PROMPT:
Pull out every line below containing the word "marker".

─── ENTRIES SHOWN

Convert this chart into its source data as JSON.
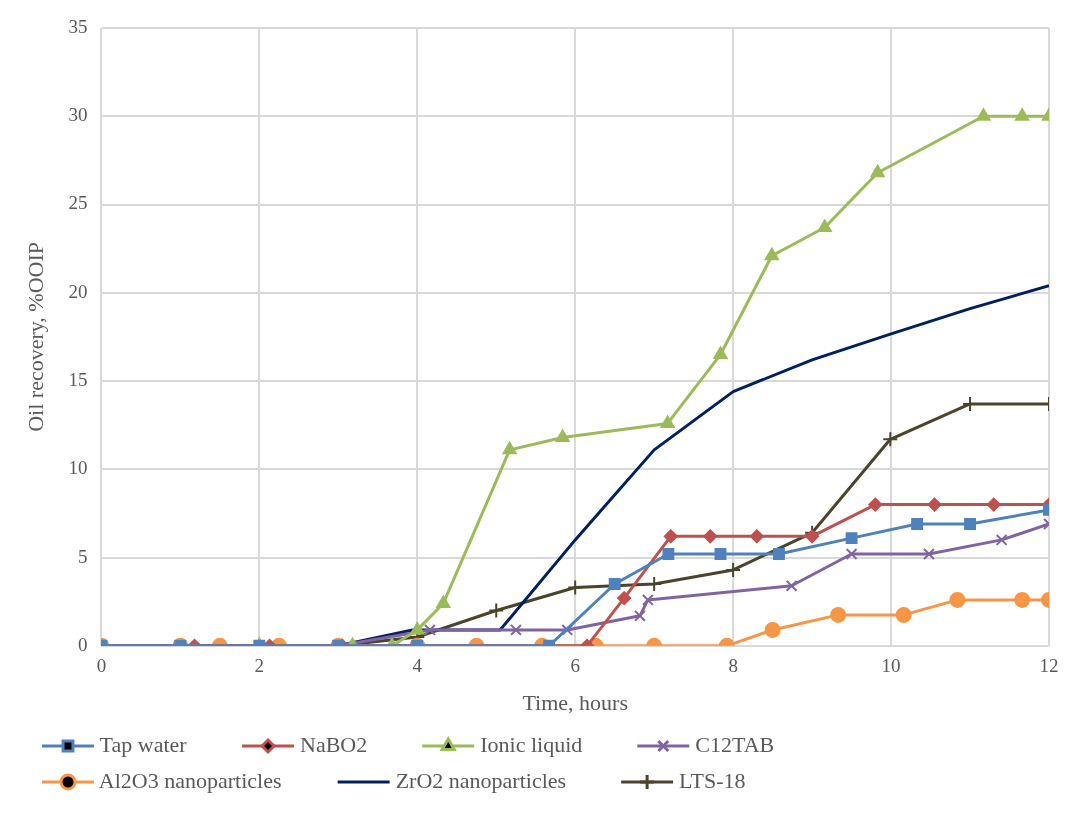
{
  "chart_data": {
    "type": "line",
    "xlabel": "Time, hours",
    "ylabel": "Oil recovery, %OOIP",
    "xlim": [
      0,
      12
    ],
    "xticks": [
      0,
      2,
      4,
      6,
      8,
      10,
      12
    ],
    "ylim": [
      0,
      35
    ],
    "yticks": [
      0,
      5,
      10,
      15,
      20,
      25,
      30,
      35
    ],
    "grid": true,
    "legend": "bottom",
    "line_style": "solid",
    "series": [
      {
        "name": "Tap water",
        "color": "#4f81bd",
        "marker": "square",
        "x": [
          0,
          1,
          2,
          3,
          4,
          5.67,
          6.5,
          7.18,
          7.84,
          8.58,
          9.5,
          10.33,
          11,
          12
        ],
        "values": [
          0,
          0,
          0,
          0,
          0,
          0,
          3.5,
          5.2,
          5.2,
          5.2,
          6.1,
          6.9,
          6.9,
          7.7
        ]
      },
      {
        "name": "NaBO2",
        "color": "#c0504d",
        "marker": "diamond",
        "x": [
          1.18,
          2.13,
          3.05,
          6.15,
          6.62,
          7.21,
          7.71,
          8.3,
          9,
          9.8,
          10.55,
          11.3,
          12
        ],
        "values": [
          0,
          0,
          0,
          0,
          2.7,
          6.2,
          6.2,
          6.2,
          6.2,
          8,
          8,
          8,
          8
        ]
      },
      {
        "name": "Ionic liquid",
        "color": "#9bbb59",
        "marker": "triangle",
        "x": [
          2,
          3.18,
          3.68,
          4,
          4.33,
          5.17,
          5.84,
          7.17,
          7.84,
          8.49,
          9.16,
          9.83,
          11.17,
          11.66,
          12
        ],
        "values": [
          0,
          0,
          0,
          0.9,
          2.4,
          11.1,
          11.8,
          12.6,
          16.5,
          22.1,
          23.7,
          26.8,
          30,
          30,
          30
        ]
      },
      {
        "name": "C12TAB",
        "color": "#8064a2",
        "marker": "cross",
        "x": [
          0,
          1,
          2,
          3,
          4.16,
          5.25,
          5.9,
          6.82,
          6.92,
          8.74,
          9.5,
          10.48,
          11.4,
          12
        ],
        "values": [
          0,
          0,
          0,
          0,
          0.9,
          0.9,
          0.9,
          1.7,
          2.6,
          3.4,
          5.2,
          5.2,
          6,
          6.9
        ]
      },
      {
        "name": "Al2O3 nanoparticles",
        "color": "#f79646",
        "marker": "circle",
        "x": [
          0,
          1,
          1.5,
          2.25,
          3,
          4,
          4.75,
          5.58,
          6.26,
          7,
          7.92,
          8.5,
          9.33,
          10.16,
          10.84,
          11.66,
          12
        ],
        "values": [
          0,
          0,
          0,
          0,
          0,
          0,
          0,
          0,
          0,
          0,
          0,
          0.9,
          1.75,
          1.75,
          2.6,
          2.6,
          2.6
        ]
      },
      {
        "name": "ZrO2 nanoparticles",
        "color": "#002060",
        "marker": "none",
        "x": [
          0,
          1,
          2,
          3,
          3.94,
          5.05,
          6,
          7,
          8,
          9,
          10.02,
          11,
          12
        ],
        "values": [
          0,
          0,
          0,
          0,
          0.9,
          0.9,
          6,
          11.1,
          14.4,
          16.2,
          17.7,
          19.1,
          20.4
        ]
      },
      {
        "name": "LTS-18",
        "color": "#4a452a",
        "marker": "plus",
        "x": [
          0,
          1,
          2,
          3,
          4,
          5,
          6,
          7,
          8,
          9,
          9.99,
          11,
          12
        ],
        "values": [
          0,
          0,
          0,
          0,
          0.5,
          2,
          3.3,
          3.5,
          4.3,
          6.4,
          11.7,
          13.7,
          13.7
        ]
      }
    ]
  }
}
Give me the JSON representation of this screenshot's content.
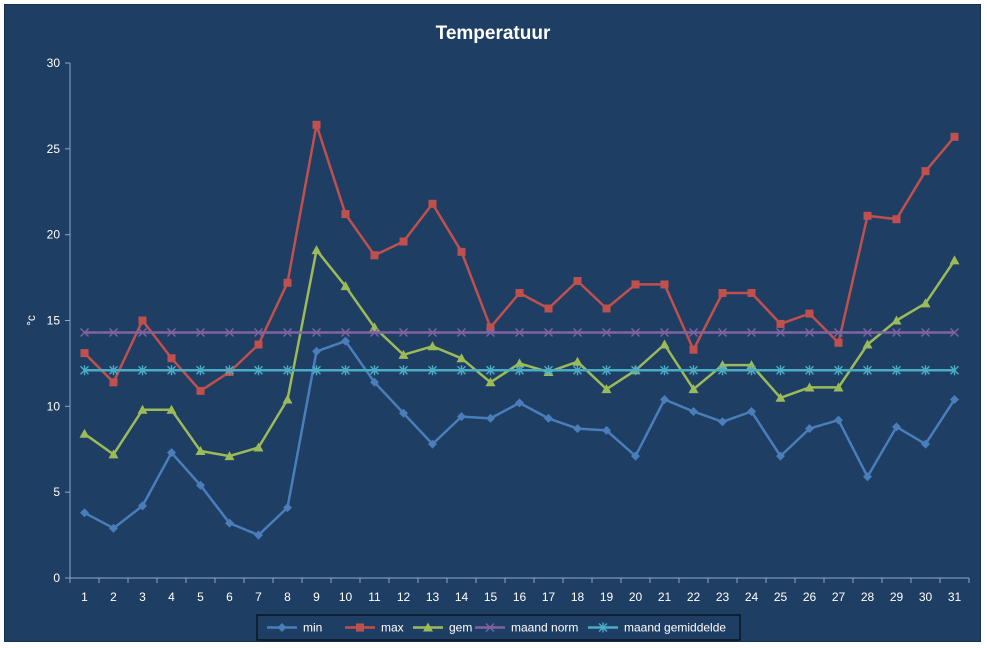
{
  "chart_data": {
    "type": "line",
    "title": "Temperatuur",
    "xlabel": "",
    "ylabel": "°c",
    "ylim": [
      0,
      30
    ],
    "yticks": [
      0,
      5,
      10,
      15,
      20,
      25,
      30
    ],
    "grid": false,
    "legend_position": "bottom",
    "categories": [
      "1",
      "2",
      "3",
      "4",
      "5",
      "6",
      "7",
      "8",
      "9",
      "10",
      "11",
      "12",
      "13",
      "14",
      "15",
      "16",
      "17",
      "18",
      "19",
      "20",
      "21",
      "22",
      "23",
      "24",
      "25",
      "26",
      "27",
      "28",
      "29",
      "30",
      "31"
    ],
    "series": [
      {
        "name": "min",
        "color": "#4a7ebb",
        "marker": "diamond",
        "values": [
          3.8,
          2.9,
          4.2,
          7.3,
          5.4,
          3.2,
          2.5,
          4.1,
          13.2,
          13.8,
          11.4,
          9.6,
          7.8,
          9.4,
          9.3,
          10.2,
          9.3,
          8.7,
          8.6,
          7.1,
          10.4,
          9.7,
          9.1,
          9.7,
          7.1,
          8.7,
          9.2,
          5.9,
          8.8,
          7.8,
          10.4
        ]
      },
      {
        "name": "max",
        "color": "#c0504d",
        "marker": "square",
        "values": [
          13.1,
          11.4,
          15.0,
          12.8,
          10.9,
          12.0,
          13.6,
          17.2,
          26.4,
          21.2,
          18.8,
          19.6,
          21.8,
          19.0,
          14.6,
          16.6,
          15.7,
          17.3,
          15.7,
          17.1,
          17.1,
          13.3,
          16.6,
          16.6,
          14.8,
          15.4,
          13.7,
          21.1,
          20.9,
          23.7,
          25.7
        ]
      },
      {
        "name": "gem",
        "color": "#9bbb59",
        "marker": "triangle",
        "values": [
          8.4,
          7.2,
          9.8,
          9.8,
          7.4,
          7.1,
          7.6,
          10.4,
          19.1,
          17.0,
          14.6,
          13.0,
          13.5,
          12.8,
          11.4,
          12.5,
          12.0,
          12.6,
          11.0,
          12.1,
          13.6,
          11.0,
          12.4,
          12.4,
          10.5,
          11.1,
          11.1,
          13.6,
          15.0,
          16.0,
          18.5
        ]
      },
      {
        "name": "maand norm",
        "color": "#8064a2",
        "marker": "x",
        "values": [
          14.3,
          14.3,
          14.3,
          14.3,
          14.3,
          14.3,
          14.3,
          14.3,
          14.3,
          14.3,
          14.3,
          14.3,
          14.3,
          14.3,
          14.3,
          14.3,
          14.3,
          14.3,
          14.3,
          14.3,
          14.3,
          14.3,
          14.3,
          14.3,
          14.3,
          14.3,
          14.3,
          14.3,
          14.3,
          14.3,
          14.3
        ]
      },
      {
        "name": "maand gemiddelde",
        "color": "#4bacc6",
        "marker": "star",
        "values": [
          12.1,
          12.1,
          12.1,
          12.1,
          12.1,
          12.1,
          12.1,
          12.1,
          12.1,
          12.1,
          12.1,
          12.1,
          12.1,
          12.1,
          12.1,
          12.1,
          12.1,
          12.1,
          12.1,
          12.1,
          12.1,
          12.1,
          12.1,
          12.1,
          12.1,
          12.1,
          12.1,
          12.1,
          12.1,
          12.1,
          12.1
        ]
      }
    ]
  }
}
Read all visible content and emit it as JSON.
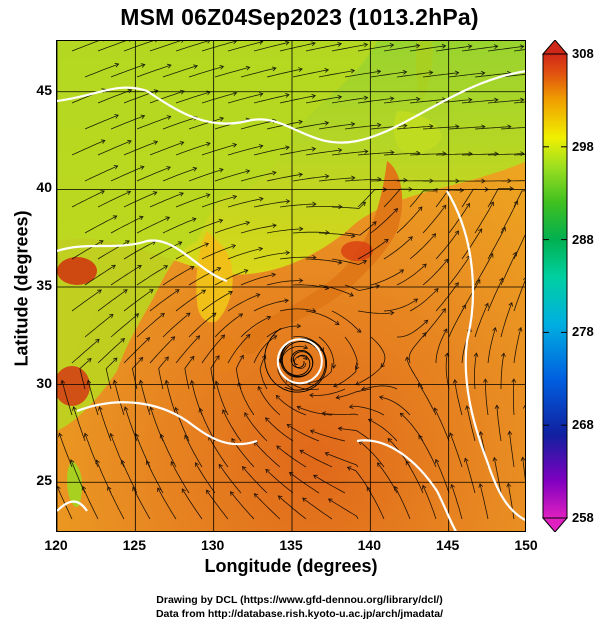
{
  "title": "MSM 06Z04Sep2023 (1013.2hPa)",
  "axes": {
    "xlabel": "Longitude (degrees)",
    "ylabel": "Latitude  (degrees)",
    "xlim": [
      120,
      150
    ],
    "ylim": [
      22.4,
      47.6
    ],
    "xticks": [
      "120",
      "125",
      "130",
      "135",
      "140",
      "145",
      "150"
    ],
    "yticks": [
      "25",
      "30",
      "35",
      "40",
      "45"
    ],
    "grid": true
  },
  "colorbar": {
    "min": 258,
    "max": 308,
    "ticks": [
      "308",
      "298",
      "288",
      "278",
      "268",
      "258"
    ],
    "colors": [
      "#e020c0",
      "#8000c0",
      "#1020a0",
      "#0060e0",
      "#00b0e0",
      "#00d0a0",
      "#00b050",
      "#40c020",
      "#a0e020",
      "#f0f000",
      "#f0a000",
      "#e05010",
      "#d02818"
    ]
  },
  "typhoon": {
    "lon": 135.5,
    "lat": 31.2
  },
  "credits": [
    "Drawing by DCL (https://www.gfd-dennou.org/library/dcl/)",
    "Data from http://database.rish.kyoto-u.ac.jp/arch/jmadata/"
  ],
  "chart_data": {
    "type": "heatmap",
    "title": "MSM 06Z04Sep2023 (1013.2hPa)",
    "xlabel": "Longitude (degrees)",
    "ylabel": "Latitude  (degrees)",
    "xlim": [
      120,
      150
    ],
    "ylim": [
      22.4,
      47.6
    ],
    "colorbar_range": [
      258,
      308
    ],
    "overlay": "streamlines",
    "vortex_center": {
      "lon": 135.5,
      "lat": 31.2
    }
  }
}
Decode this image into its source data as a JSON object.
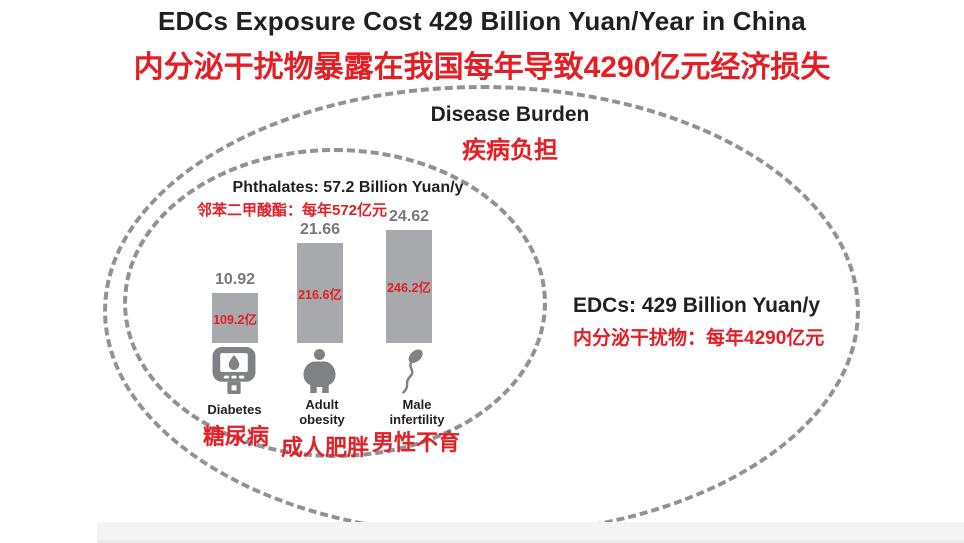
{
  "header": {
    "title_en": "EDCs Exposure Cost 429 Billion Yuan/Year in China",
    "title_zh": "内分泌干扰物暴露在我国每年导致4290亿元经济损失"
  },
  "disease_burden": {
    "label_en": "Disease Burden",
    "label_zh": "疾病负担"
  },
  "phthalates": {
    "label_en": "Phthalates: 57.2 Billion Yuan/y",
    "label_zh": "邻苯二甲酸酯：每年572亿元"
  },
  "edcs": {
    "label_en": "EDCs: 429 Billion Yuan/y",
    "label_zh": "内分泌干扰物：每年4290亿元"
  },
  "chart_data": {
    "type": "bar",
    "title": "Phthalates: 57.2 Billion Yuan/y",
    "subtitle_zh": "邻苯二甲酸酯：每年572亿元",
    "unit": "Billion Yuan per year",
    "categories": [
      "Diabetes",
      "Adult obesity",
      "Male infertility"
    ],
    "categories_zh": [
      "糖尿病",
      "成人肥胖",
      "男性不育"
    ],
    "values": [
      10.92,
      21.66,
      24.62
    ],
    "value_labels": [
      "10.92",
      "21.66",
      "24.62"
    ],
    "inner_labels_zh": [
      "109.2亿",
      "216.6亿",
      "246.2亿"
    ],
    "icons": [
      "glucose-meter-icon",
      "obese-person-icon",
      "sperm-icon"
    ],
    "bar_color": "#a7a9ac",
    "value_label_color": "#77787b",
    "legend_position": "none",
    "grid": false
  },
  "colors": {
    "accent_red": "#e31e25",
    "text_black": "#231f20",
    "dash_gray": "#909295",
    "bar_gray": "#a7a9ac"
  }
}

──────

RESULT OF THE TASK:
        "marker": "square",
        "marker": "diamond",
        "marker": "triangle",
        "marker": "cross",
        "marker": "circle",
        "marker": "none",
        "marker": "plus",
        "marker": "diamond",
        "marker": "square",
        "marker": "triangle",
        "marker": "x",
        "marker": "star",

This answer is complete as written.